* begin Extracted information *

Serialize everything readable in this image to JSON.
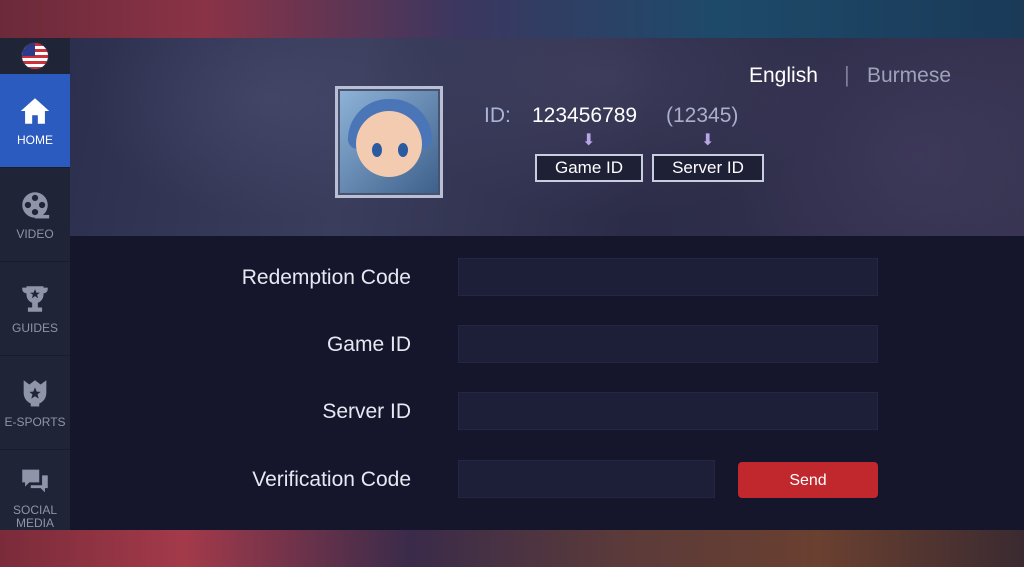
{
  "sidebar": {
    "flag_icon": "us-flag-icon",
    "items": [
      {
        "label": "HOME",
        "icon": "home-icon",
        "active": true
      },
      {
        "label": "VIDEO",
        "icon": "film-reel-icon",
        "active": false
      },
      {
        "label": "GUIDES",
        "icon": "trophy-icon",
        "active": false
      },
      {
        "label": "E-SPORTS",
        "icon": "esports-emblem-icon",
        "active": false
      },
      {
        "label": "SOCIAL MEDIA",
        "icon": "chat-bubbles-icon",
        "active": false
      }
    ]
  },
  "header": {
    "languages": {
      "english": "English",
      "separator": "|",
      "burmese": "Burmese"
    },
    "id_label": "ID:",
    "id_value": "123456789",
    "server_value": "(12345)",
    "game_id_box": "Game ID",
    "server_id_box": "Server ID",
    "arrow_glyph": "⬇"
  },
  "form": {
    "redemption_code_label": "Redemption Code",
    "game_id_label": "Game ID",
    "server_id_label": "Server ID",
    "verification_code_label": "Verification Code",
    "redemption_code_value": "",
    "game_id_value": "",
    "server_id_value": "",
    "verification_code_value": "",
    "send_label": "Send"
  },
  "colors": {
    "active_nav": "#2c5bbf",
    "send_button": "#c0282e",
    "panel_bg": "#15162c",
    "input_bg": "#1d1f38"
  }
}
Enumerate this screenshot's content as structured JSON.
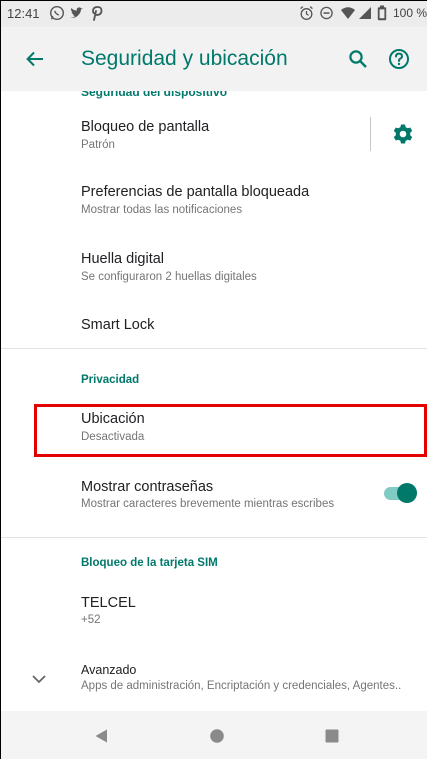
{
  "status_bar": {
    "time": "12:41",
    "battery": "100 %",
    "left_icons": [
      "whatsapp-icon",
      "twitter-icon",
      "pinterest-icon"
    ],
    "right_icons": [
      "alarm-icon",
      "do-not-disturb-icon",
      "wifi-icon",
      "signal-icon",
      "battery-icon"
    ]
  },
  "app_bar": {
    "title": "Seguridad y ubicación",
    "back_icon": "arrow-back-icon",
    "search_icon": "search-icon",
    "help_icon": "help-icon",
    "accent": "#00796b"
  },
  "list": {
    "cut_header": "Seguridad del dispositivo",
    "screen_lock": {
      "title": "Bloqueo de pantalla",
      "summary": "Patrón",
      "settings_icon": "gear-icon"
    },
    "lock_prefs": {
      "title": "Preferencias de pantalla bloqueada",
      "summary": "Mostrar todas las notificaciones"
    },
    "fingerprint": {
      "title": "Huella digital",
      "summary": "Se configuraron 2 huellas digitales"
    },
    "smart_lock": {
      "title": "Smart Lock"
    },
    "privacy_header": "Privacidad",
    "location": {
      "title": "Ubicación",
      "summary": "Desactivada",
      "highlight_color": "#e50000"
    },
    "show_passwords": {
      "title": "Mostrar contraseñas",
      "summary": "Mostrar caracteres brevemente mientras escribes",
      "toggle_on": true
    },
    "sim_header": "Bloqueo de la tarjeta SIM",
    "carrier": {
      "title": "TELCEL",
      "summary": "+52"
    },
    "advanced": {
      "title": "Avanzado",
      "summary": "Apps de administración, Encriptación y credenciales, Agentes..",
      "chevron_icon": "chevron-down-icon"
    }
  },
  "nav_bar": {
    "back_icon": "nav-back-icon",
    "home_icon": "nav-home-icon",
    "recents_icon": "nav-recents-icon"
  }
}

* end Extracted information *

None of the pictures should appear; repeat the records exactly otherwise.

Serialize everything readable in this image to JSON.
{
  "sidebar": {
    "flag_icon": "us-flag-icon",
    "items": [
      {
        "label": "HOME",
        "icon": "home-icon",
        "active": true
      },
      {
        "label": "VIDEO",
        "icon": "film-reel-icon",
        "active": false
      },
      {
        "label": "GUIDES",
        "icon": "trophy-icon",
        "active": false
      },
      {
        "label": "E-SPORTS",
        "icon": "esports-emblem-icon",
        "active": false
      },
      {
        "label": "SOCIAL MEDIA",
        "icon": "chat-bubbles-icon",
        "active": false
      }
    ]
  },
  "header": {
    "languages": {
      "english": "English",
      "separator": "|",
      "burmese": "Burmese"
    },
    "id_label": "ID:",
    "id_value": "123456789",
    "server_value": "(12345)",
    "game_id_box": "Game ID",
    "server_id_box": "Server ID",
    "arrow_glyph": "⬇"
  },
  "form": {
    "redemption_code_label": "Redemption Code",
    "game_id_label": "Game ID",
    "server_id_label": "Server ID",
    "verification_code_label": "Verification Code",
    "redemption_code_value": "",
    "game_id_value": "",
    "server_id_value": "",
    "verification_code_value": "",
    "send_label": "Send"
  },
  "colors": {
    "active_nav": "#2c5bbf",
    "send_button": "#c0282e",
    "panel_bg": "#15162c",
    "input_bg": "#1d1f38"
  }
}
Enumerate this screenshot's content as structured JSON.
{
  "status_bar": {
    "time": "12:41",
    "battery": "100 %",
    "left_icons": [
      "whatsapp-icon",
      "twitter-icon",
      "pinterest-icon"
    ],
    "right_icons": [
      "alarm-icon",
      "do-not-disturb-icon",
      "wifi-icon",
      "signal-icon",
      "battery-icon"
    ]
  },
  "app_bar": {
    "title": "Seguridad y ubicación",
    "back_icon": "arrow-back-icon",
    "search_icon": "search-icon",
    "help_icon": "help-icon",
    "accent": "#00796b"
  },
  "list": {
    "cut_header": "Seguridad del dispositivo",
    "screen_lock": {
      "title": "Bloqueo de pantalla",
      "summary": "Patrón",
      "settings_icon": "gear-icon"
    },
    "lock_prefs": {
      "title": "Preferencias de pantalla bloqueada",
      "summary": "Mostrar todas las notificaciones"
    },
    "fingerprint": {
      "title": "Huella digital",
      "summary": "Se configuraron 2 huellas digitales"
    },
    "smart_lock": {
      "title": "Smart Lock"
    },
    "privacy_header": "Privacidad",
    "location": {
      "title": "Ubicación",
      "summary": "Desactivada",
      "highlight_color": "#e50000"
    },
    "show_passwords": {
      "title": "Mostrar contraseñas",
      "summary": "Mostrar caracteres brevemente mientras escribes",
      "toggle_on": true
    },
    "sim_header": "Bloqueo de la tarjeta SIM",
    "carrier": {
      "title": "TELCEL",
      "summary": "+52"
    },
    "advanced": {
      "title": "Avanzado",
      "summary": "Apps de administración, Encriptación y credenciales, Agentes..",
      "chevron_icon": "chevron-down-icon"
    }
  },
  "nav_bar": {
    "back_icon": "nav-back-icon",
    "home_icon": "nav-home-icon",
    "recents_icon": "nav-recents-icon"
  }
}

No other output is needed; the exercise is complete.